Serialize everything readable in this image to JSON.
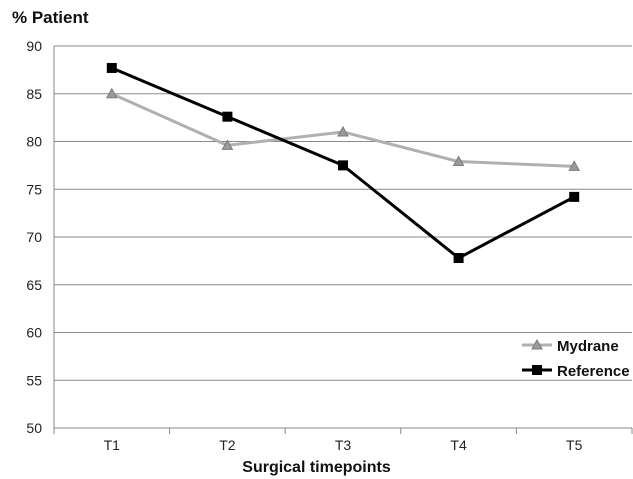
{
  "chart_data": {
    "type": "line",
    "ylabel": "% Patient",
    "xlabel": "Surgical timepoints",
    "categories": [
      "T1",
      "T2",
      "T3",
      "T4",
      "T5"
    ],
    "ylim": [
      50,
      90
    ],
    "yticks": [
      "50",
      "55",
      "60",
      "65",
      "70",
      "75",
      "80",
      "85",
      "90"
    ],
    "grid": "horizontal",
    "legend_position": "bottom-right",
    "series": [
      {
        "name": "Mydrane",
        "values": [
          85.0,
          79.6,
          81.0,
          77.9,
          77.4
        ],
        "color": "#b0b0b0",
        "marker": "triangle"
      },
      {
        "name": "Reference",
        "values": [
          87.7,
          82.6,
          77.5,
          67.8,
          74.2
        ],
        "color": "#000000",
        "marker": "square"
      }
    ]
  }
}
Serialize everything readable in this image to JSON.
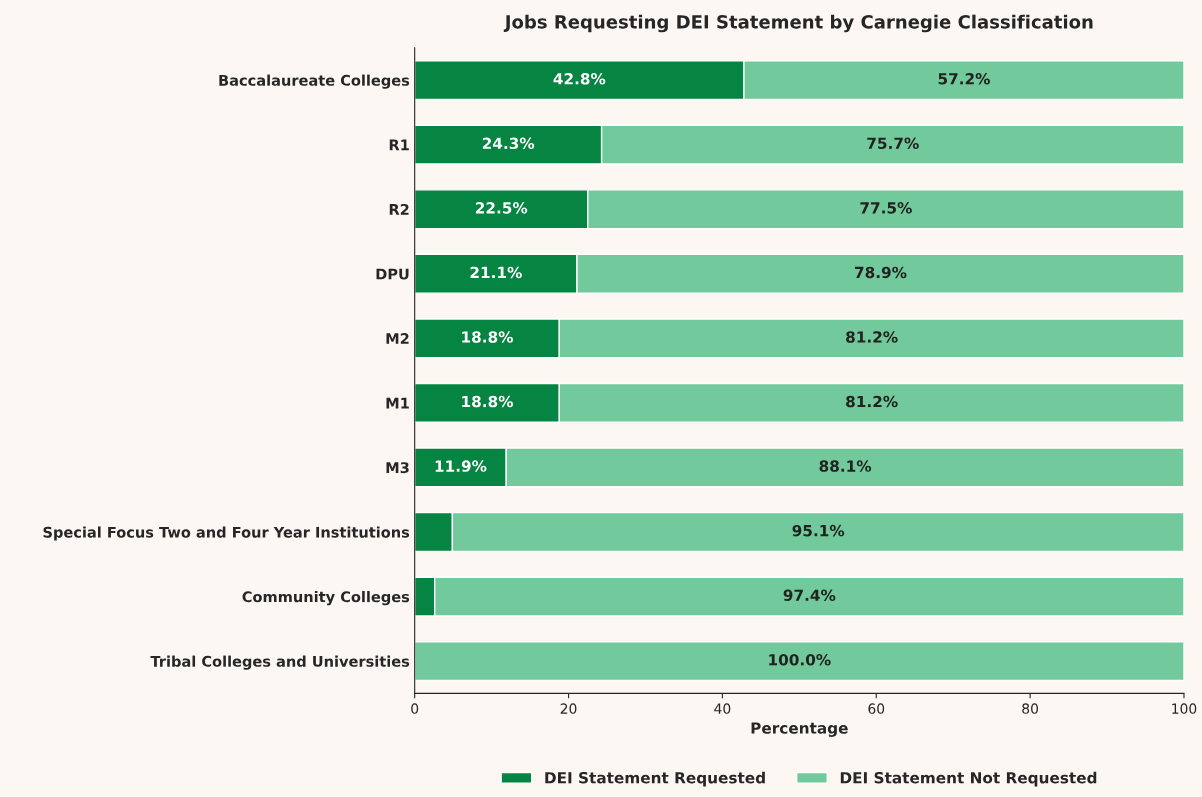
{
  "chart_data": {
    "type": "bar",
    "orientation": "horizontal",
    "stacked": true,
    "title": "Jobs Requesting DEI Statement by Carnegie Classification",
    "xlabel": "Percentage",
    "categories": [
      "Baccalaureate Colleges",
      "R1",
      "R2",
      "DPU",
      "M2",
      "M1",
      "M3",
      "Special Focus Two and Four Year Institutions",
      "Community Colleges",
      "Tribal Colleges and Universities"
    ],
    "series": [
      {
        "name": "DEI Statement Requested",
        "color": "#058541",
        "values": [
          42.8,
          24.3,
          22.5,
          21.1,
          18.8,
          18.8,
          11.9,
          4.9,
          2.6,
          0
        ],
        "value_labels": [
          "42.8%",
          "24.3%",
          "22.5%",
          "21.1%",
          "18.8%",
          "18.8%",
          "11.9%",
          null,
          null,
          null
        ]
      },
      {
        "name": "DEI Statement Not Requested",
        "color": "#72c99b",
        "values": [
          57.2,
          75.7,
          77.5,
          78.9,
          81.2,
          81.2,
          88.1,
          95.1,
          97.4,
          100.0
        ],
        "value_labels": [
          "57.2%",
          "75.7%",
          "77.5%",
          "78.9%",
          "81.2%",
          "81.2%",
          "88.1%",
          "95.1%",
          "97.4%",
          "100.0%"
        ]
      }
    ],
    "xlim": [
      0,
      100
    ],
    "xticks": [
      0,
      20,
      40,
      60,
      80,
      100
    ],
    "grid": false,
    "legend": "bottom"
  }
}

--

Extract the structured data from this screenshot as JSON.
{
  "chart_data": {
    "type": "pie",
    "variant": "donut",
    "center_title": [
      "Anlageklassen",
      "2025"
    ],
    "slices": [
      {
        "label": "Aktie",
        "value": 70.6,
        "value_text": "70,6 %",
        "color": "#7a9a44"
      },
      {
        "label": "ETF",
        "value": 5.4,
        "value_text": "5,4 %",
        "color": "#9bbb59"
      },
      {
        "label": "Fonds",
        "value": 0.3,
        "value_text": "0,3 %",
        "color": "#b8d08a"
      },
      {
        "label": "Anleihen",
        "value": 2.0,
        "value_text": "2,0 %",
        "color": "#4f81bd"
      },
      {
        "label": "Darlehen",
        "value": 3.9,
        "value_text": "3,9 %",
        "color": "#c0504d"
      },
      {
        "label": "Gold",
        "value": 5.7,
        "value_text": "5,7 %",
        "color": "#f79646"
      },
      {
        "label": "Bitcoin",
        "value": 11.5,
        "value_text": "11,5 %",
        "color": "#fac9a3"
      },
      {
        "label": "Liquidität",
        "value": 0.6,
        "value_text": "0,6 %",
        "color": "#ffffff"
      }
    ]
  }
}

--

• [Exercise brief]: Extract every line above containing the word "Requested".

• [Final result]:
        "name": "DEI Statement Requested",
        "name": "DEI Statement Not Requested",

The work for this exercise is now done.